Exercise task:
Report back each line of the records that contains the string "this".

◇ ◇ ◇ ◇ ◇ ◇ ◇

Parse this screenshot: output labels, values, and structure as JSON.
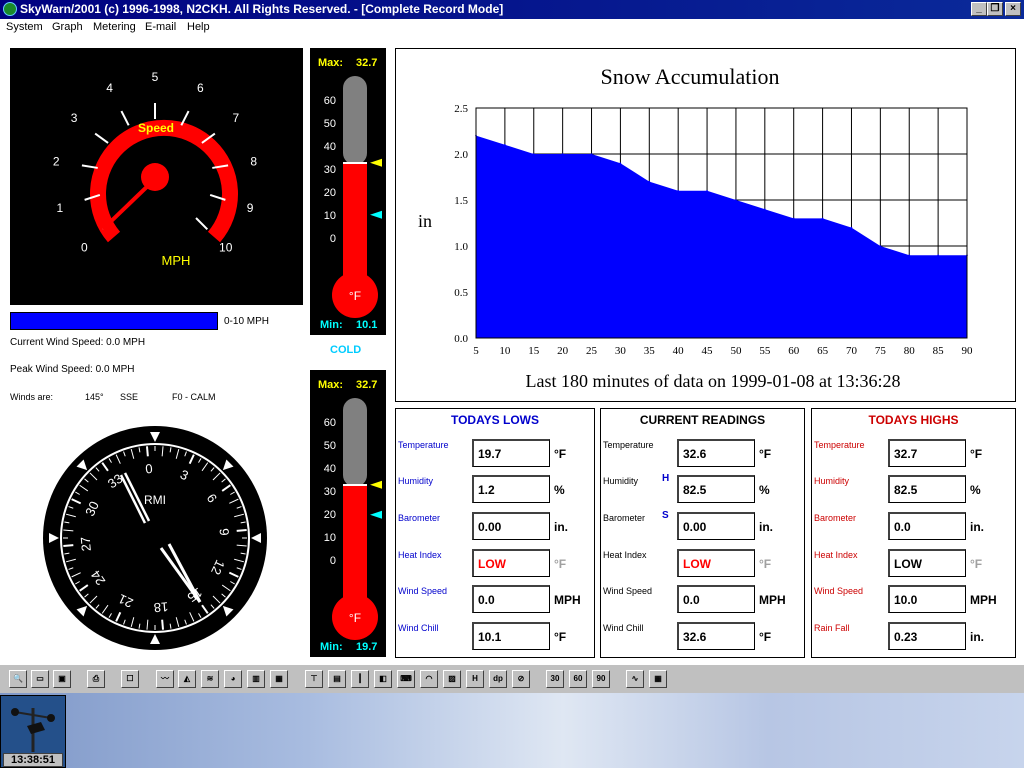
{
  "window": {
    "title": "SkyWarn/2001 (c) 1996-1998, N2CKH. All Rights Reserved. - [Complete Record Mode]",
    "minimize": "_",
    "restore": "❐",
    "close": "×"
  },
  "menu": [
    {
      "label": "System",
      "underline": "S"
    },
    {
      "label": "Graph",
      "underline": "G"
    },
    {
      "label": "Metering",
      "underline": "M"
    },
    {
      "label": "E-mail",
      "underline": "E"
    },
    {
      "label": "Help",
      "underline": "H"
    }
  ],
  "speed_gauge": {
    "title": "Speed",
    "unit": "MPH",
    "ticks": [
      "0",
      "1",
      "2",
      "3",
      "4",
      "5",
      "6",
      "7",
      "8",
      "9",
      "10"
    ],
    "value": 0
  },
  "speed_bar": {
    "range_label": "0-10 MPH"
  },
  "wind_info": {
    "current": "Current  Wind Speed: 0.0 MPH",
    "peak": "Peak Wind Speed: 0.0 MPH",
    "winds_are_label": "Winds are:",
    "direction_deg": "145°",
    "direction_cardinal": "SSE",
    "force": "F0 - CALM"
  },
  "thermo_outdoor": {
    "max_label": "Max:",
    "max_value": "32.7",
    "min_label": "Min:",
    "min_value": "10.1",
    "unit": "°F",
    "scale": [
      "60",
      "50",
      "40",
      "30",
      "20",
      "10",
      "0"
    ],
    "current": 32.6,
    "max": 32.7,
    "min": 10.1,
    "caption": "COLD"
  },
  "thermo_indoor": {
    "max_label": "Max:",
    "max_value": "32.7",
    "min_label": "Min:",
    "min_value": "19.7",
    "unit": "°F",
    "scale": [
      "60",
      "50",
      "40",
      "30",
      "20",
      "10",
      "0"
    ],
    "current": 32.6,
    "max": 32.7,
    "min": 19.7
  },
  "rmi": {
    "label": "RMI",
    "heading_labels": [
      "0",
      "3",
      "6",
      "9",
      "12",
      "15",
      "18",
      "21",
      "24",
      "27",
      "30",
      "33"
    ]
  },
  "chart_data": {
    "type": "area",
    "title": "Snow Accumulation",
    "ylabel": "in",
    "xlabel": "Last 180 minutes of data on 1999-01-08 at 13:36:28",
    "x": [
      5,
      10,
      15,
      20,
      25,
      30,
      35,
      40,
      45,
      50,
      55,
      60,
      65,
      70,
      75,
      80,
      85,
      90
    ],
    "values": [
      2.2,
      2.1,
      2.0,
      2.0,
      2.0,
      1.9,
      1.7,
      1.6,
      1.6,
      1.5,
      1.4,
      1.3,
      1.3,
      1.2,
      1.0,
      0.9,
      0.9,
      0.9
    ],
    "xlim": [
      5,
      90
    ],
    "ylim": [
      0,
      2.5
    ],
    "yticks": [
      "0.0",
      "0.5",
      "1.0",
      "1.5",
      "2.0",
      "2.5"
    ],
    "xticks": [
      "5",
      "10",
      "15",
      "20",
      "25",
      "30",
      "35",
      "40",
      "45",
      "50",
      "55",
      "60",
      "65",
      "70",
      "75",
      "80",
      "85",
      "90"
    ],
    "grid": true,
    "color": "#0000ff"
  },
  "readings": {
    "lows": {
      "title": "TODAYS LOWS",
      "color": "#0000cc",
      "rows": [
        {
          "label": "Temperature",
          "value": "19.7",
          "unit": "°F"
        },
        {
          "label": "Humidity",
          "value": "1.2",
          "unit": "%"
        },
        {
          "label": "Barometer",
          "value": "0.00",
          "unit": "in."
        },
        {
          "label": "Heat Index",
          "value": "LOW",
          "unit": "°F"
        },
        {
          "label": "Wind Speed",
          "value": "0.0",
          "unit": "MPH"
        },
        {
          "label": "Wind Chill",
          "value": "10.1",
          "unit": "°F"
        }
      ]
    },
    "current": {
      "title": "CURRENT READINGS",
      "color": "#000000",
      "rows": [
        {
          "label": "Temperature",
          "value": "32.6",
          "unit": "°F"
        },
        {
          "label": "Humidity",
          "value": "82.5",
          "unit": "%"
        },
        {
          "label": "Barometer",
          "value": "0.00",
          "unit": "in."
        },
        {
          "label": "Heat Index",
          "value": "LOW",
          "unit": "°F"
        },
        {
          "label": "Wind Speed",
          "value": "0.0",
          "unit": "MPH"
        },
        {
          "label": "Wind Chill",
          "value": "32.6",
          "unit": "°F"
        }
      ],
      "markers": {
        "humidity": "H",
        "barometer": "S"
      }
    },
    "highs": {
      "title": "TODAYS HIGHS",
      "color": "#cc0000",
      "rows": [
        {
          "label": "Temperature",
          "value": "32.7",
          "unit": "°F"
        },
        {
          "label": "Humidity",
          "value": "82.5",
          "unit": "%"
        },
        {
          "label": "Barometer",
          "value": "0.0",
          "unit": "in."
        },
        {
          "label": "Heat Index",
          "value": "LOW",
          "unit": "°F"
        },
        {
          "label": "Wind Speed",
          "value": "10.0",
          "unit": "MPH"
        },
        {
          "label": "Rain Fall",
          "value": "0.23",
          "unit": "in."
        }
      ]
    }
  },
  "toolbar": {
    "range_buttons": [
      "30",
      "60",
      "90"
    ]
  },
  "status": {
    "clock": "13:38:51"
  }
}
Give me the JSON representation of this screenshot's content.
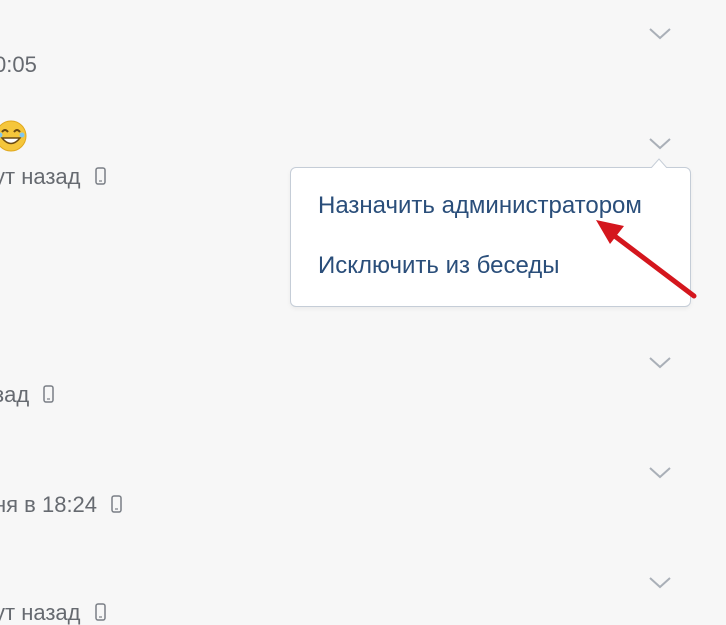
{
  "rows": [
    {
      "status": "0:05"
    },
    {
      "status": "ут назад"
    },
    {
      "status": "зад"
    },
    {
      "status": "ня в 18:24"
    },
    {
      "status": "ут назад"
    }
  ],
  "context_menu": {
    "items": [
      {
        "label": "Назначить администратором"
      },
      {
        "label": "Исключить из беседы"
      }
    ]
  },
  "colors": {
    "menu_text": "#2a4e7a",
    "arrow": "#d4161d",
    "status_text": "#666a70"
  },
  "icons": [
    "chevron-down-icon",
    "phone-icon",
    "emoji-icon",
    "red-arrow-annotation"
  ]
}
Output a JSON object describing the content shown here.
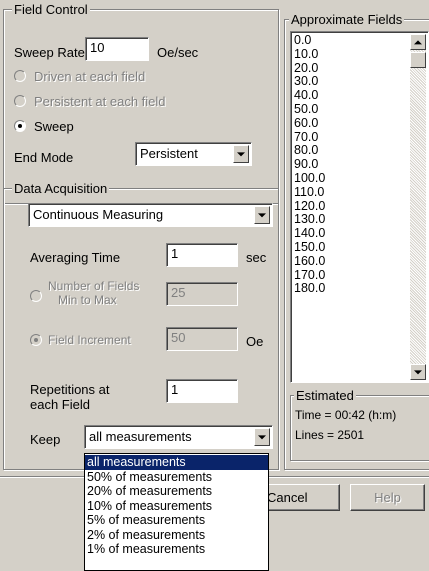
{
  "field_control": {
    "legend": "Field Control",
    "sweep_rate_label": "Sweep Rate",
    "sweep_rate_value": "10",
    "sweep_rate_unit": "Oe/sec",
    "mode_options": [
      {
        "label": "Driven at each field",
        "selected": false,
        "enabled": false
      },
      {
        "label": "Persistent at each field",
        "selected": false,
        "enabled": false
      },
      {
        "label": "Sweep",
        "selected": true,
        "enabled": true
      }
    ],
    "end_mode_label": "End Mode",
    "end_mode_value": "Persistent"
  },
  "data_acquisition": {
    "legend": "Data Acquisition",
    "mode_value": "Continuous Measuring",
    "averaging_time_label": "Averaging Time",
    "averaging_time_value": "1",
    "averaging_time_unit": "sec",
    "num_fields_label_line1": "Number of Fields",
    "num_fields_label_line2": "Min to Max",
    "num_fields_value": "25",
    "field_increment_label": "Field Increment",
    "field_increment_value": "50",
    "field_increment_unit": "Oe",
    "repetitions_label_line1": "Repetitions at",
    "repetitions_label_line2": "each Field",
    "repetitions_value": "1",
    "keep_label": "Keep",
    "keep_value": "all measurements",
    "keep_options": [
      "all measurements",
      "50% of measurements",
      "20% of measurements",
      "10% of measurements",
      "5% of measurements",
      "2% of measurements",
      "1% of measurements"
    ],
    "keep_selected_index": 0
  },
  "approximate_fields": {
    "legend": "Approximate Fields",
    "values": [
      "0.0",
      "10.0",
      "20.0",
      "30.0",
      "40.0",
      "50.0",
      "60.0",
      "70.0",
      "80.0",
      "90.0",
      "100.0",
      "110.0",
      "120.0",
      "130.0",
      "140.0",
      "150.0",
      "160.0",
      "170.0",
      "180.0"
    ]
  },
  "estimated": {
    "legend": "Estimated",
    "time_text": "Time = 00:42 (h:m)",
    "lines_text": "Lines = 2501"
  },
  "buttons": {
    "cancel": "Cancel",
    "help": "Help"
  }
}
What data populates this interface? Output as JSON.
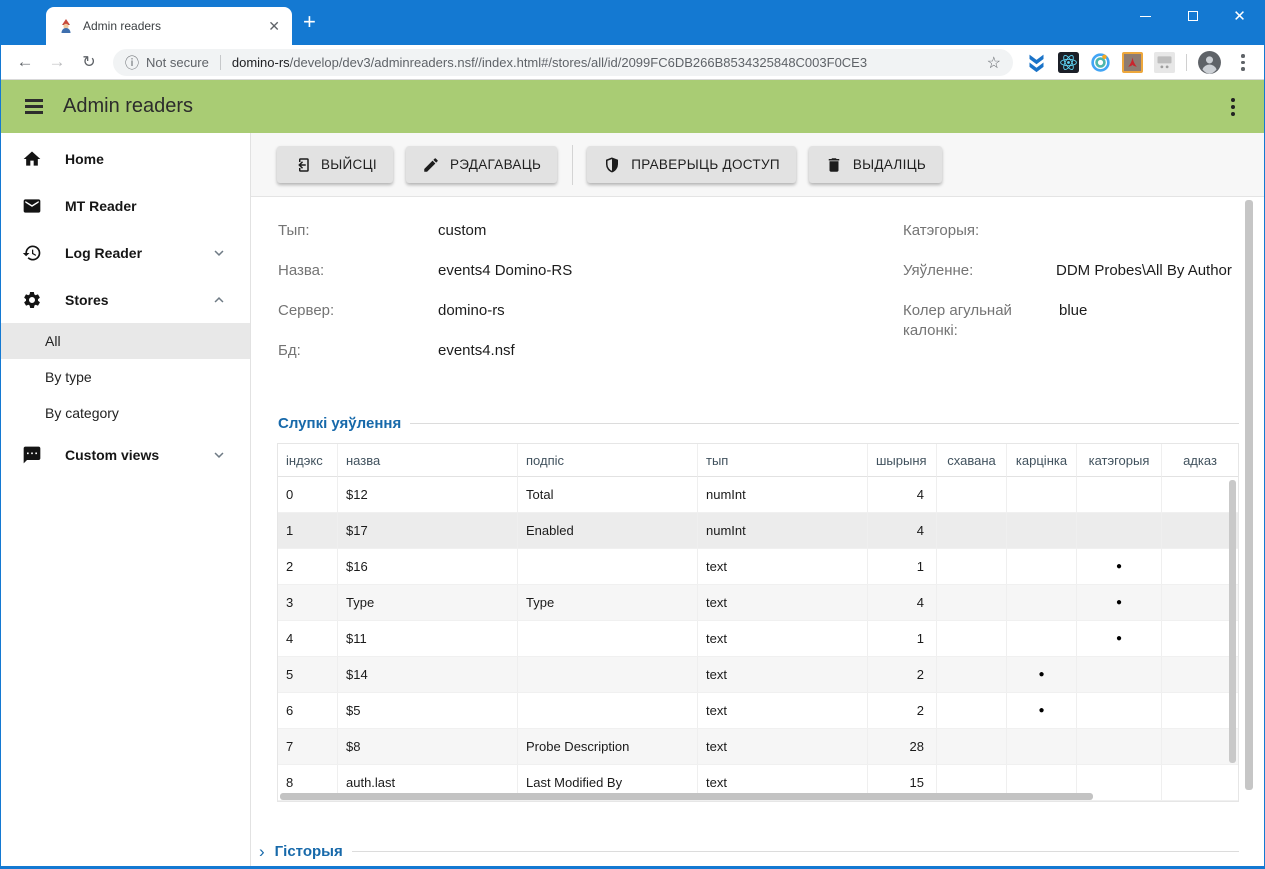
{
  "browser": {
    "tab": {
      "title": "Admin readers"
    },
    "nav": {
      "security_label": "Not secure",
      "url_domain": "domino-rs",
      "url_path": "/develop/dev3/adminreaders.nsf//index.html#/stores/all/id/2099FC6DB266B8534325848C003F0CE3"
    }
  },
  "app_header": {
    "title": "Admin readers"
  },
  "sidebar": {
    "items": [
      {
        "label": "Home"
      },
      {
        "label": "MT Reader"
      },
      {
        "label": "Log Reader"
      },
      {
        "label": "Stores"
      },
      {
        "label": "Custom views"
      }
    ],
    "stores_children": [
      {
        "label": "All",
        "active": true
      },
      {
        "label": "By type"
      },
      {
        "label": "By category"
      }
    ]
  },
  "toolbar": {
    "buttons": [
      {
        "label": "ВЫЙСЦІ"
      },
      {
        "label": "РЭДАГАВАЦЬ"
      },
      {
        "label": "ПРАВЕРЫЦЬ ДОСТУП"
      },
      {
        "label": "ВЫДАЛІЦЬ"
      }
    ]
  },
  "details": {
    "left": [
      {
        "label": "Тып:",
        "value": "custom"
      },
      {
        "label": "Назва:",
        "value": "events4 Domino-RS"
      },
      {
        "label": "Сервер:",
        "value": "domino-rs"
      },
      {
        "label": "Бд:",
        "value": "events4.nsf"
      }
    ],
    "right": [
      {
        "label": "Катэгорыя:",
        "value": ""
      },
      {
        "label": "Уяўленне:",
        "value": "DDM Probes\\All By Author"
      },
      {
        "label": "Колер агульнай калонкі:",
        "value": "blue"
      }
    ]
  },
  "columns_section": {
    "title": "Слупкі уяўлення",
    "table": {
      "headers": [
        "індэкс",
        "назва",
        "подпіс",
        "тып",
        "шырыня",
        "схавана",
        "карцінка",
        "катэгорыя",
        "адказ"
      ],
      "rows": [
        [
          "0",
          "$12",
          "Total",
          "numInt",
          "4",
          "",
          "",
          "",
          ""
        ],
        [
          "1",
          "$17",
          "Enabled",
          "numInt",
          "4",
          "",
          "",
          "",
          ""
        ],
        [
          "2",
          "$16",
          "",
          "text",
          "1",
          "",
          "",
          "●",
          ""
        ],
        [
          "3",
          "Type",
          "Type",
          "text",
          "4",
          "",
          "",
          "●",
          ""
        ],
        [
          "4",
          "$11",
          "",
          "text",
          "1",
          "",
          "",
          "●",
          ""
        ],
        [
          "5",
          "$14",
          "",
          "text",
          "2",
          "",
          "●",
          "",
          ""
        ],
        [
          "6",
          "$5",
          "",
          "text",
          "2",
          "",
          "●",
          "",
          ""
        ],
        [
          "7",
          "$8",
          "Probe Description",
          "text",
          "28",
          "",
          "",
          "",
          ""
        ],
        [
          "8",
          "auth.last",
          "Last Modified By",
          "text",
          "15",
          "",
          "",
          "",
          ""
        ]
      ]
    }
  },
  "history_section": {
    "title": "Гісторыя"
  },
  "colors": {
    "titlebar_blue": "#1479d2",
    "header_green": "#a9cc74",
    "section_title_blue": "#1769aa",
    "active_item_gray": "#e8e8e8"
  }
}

◇ ◇ ◇ ◇ ◇ ◇ ◇

Final answer:
Parse this screenshot: output labels, values, and structure as JSON.
Give me the JSON representation of this screenshot's content.
What data populates this interface? Output as JSON.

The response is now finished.